-- begin Data rows --

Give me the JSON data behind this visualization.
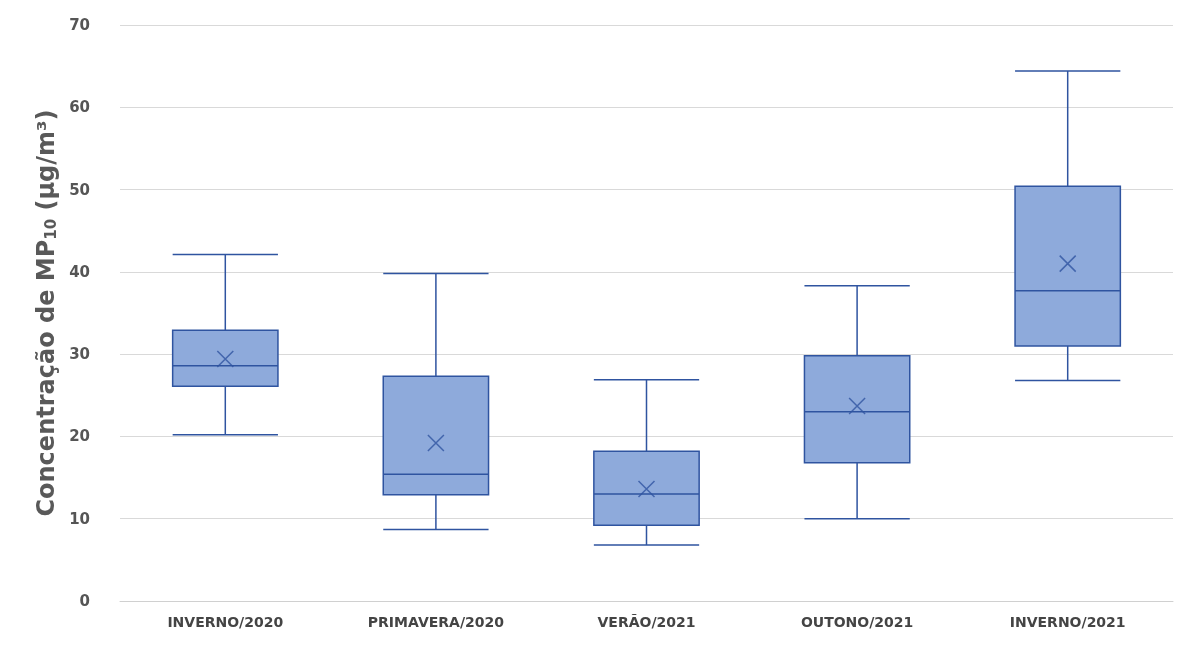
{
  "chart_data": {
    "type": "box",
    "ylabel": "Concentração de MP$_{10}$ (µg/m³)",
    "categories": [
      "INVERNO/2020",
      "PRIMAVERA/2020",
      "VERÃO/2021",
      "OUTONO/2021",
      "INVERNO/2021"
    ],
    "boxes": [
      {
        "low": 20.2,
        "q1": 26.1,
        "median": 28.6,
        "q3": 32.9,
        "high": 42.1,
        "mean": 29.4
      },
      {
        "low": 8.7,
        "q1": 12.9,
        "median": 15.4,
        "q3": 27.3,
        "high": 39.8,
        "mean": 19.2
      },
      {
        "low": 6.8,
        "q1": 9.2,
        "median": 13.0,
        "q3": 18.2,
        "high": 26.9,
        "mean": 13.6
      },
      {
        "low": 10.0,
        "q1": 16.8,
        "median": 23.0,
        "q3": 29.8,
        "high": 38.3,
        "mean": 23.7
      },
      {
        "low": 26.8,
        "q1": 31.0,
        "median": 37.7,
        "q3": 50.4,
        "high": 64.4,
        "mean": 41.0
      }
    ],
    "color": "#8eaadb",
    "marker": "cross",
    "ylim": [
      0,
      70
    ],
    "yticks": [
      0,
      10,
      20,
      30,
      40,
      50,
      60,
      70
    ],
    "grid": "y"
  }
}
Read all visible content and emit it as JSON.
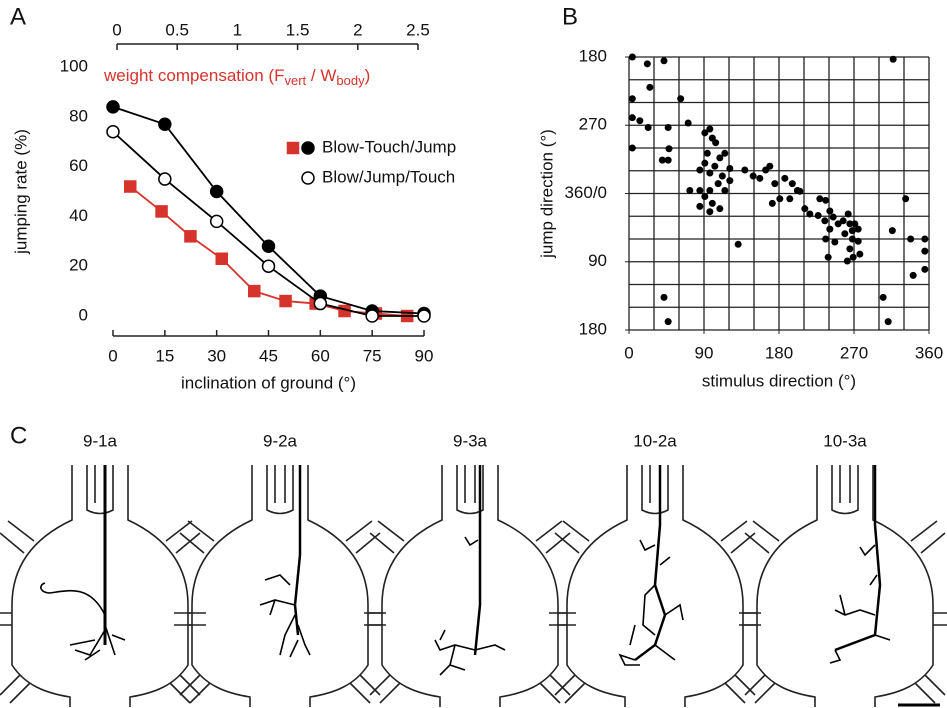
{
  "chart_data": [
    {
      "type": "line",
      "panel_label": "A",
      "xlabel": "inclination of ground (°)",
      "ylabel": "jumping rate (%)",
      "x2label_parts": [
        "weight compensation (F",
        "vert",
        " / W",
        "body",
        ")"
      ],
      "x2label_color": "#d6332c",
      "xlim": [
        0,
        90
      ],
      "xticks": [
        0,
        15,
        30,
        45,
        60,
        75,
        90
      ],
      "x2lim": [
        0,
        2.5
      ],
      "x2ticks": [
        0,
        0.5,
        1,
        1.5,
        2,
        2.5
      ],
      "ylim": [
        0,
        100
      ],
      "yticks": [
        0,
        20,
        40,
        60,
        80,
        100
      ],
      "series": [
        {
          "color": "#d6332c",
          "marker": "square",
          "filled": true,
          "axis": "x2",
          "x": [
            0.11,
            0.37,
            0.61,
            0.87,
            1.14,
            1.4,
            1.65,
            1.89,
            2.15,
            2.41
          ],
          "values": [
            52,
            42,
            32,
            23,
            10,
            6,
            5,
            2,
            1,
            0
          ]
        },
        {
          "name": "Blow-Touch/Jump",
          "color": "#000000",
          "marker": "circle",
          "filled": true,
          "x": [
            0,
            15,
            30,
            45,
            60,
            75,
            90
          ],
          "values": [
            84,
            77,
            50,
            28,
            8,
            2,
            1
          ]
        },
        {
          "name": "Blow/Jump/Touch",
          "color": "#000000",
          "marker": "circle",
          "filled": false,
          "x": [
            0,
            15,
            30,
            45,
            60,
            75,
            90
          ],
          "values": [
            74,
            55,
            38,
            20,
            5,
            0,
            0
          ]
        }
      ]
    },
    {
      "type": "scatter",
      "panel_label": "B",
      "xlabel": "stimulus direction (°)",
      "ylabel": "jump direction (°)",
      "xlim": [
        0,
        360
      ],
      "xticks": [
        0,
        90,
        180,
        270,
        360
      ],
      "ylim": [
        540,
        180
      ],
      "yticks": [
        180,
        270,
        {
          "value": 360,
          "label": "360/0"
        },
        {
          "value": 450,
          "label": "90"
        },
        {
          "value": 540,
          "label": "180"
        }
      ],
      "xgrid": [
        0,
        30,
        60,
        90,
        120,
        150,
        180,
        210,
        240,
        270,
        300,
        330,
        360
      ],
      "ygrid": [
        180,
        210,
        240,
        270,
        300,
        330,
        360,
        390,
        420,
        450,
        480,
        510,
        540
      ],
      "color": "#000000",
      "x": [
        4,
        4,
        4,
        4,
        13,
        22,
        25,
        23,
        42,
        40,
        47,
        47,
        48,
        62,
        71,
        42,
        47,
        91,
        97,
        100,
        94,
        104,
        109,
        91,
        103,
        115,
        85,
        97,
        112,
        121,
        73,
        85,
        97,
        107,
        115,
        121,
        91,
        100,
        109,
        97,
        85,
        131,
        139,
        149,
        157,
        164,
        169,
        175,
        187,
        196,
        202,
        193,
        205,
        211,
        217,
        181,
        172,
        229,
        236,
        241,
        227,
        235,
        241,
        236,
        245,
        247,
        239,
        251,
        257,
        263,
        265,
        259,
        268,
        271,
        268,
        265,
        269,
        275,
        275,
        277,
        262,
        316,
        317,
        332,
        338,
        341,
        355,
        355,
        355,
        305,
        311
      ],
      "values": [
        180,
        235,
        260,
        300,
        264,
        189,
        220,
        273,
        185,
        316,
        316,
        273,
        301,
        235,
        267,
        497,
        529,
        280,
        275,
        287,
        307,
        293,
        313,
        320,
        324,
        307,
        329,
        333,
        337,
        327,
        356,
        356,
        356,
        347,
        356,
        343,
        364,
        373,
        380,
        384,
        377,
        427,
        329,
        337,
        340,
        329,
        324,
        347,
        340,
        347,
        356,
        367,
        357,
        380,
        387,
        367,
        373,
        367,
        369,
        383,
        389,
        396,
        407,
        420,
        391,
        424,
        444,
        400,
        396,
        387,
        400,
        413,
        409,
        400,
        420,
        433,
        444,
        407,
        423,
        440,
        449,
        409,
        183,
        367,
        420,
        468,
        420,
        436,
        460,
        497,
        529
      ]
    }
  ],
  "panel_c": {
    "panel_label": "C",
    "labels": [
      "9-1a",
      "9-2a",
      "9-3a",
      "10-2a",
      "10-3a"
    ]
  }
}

-- end Data rows --
-- begin Data rows --

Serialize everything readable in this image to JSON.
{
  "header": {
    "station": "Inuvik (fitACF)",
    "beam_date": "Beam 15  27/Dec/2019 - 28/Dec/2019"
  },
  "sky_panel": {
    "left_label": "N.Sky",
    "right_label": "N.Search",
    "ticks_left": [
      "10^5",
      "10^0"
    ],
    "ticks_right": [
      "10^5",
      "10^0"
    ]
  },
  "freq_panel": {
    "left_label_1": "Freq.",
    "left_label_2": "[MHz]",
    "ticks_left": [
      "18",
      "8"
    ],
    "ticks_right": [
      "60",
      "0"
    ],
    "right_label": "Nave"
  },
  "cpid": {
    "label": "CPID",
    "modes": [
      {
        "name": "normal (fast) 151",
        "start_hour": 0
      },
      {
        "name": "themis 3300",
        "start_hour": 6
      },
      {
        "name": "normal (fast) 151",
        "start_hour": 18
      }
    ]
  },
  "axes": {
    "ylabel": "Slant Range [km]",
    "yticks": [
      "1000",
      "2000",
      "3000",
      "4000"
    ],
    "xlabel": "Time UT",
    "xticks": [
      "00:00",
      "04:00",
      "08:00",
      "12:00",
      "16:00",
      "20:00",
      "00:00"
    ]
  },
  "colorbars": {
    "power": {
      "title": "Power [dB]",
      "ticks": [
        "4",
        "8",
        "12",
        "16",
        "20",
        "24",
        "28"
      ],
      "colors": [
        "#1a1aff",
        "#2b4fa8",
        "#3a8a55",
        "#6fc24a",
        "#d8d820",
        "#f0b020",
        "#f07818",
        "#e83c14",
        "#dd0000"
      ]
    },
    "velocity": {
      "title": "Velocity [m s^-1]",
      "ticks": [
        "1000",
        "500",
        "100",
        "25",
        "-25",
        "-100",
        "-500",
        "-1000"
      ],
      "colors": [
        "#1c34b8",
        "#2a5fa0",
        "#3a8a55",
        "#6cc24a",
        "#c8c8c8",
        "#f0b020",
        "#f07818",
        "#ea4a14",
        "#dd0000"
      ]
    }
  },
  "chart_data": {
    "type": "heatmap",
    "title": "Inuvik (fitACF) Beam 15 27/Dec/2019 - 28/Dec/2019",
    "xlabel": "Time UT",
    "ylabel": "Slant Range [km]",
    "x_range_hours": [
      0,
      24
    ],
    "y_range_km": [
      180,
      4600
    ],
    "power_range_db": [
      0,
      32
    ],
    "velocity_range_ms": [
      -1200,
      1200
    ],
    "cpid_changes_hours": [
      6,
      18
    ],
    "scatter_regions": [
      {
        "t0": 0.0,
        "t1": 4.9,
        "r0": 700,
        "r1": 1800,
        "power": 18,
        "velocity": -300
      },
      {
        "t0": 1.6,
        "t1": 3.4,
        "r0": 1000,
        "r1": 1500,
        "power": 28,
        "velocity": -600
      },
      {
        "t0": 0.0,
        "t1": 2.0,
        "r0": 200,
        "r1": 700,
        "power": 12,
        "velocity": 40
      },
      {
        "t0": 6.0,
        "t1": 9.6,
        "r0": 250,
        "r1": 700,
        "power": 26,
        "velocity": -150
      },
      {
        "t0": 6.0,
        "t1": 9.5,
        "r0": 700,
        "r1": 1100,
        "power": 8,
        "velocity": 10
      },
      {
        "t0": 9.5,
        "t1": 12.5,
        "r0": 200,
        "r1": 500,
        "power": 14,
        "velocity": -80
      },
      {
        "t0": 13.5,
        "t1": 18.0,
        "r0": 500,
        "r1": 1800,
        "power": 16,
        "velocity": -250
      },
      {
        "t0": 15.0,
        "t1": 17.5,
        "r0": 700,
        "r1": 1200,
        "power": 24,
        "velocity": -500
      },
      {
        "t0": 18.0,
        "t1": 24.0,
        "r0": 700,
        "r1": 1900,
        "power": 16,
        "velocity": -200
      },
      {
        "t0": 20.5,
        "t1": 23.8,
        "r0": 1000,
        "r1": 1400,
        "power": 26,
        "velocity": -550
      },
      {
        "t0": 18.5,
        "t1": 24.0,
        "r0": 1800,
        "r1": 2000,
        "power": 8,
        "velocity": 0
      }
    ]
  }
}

-- end Data rows --
-- begin Data rows --

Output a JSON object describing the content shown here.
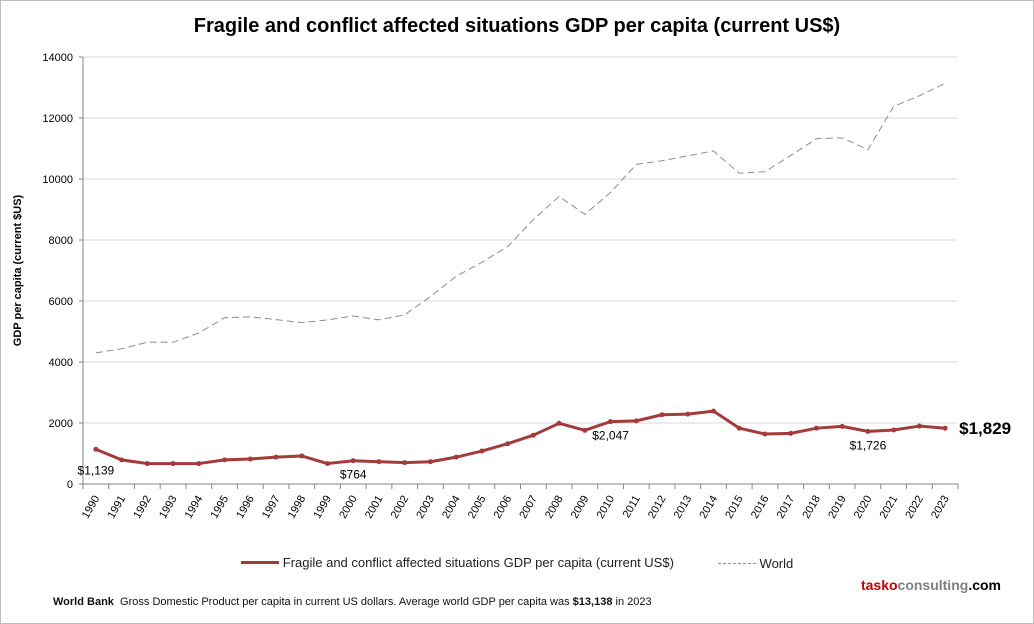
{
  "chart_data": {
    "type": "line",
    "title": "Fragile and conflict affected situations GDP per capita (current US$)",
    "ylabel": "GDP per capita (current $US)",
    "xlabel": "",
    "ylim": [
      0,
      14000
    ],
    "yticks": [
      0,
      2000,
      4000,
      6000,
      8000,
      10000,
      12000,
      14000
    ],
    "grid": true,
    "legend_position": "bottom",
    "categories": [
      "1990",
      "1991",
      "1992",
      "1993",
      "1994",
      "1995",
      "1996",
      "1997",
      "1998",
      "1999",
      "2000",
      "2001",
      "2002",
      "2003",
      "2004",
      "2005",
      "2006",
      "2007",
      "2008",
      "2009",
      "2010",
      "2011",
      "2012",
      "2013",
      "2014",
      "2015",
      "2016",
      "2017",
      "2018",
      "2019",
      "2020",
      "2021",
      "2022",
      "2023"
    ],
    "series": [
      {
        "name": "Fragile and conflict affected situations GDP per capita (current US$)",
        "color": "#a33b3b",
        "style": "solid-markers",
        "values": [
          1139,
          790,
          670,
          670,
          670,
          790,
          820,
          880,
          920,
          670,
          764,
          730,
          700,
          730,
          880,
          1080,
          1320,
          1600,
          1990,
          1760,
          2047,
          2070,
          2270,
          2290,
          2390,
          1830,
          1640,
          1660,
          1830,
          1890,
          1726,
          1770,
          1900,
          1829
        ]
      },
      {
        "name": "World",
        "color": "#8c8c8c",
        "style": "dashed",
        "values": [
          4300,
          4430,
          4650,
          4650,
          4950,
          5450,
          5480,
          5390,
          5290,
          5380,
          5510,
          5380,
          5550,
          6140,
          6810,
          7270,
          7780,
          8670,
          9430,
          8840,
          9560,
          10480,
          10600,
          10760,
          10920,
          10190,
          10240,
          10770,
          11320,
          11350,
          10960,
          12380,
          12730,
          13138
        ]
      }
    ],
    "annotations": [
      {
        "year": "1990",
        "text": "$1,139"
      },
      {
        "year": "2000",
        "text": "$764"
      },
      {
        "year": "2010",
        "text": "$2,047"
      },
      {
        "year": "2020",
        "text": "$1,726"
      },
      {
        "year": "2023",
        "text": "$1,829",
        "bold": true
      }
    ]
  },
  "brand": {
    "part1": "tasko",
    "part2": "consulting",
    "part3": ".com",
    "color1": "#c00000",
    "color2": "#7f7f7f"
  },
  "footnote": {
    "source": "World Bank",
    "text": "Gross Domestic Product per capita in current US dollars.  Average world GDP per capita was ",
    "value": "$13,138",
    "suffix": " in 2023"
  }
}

-- end Data rows --

▶ _Exercise directions_
Return all lines containing the word "title".

▶ _Exercise response_
      "title": "Power [dB]",
      "title": "Velocity [m s^-1]",
    "title": "Inuvik (fitACF) Beam 15 27/Dec/2019 - 28/Dec/2019",
    "title": "Fragile and conflict affected situations GDP per capita (current US$)",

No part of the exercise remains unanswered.